SET TASK: Track down each line that has the word "color" and copy it.

┄┄┄┄┄┄

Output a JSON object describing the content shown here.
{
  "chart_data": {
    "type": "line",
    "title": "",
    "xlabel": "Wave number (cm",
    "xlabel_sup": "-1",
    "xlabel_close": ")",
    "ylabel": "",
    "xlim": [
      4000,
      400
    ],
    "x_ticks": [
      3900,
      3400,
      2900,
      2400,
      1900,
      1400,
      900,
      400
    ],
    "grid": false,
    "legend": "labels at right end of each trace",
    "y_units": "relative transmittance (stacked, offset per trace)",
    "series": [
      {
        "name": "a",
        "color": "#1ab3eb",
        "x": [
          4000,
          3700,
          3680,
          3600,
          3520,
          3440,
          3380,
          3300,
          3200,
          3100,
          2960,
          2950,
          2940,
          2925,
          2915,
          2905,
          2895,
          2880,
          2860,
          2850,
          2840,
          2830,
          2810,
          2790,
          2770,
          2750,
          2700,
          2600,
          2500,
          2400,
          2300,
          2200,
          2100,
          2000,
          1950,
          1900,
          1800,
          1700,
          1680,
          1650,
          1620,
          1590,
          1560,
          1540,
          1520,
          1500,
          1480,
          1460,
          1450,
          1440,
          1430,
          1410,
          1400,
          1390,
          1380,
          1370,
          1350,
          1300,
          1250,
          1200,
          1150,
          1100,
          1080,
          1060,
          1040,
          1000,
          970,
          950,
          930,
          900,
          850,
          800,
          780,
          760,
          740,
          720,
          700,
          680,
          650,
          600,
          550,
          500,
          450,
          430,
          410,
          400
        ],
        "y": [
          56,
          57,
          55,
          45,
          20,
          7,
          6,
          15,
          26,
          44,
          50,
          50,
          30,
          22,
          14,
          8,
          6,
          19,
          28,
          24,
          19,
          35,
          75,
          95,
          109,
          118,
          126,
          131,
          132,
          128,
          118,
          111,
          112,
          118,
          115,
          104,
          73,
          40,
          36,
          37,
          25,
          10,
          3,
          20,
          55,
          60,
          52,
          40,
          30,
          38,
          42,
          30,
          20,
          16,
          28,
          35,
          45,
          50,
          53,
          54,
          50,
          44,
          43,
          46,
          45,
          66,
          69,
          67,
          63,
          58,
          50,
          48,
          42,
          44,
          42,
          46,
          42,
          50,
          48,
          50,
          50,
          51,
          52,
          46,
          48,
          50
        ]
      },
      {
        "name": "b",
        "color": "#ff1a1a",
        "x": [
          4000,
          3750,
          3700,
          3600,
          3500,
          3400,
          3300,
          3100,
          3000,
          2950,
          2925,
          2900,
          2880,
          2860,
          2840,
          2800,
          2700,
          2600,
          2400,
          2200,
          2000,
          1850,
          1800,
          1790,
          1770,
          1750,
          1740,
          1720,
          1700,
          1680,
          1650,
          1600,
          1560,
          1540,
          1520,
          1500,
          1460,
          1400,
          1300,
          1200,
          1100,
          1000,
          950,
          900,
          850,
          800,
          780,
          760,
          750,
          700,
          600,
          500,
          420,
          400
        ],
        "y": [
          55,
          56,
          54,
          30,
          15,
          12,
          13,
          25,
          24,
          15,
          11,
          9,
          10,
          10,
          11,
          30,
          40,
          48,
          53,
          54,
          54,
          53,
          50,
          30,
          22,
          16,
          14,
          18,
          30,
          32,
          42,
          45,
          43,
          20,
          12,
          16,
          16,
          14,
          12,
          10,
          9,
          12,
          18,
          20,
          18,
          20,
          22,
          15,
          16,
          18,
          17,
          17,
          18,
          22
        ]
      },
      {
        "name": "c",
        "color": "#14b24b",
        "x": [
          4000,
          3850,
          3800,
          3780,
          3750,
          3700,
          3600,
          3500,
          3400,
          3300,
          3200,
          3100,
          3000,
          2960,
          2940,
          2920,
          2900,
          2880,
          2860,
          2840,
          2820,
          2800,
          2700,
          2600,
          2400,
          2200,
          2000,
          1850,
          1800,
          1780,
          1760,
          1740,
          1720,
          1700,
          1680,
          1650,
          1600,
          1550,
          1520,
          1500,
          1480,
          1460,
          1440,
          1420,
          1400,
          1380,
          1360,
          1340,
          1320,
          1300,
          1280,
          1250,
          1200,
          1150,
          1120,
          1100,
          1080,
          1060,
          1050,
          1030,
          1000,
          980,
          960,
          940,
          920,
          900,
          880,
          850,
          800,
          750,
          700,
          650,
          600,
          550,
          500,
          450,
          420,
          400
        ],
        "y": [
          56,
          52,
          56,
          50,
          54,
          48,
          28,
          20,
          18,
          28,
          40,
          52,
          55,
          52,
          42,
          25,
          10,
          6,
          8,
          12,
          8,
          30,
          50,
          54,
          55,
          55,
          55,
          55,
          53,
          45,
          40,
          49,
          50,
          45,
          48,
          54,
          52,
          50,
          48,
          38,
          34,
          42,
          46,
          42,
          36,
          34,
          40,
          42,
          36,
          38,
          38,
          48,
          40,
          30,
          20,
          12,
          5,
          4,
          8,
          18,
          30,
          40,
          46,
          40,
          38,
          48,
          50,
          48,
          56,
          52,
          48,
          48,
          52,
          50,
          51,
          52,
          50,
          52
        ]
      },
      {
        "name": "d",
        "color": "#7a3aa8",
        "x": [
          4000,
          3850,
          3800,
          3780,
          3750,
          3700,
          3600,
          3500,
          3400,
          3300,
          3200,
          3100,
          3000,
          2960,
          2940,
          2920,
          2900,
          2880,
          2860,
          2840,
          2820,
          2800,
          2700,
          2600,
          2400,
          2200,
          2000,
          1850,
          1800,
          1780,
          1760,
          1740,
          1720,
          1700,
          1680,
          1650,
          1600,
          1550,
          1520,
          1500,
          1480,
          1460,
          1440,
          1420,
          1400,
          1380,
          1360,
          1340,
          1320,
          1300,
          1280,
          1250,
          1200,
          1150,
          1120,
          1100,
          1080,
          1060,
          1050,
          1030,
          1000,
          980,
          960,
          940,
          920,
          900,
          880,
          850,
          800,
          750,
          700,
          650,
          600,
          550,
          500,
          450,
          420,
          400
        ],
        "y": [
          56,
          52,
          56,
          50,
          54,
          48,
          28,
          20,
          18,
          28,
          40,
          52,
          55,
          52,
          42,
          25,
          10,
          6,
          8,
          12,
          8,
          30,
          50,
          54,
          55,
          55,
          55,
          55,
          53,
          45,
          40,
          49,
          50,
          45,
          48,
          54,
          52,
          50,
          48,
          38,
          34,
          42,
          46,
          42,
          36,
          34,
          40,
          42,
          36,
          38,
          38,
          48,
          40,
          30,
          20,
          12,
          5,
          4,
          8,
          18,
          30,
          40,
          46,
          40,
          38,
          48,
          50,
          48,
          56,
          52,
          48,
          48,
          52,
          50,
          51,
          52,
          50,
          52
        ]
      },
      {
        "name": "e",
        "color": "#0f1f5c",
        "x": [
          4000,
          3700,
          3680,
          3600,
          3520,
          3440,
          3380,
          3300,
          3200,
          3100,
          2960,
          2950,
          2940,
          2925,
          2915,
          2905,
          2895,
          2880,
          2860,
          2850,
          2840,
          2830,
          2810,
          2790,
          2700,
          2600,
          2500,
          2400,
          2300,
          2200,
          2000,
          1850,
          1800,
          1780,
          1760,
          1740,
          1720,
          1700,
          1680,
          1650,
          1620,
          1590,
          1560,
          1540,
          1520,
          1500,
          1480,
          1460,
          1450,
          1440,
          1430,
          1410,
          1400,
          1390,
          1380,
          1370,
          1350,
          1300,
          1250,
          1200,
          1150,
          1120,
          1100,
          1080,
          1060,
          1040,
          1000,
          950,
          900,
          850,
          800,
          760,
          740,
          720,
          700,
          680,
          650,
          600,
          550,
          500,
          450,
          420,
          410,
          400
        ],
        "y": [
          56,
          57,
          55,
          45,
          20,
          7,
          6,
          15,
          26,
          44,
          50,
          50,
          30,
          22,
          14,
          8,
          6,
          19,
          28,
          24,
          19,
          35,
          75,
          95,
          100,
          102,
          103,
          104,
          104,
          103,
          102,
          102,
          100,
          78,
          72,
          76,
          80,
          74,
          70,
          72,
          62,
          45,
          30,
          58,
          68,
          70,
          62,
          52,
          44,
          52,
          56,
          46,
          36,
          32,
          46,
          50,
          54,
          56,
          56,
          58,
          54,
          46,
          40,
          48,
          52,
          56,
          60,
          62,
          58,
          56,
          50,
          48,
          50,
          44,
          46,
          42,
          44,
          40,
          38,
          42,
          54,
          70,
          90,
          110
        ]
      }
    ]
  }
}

┄┄┄┄┄┄

SOLUTION TO THIS PROBLEM:
        "color": "#1ab3eb",
        "color": "#ff1a1a",
        "color": "#14b24b",
        "color": "#7a3aa8",
        "color": "#0f1f5c",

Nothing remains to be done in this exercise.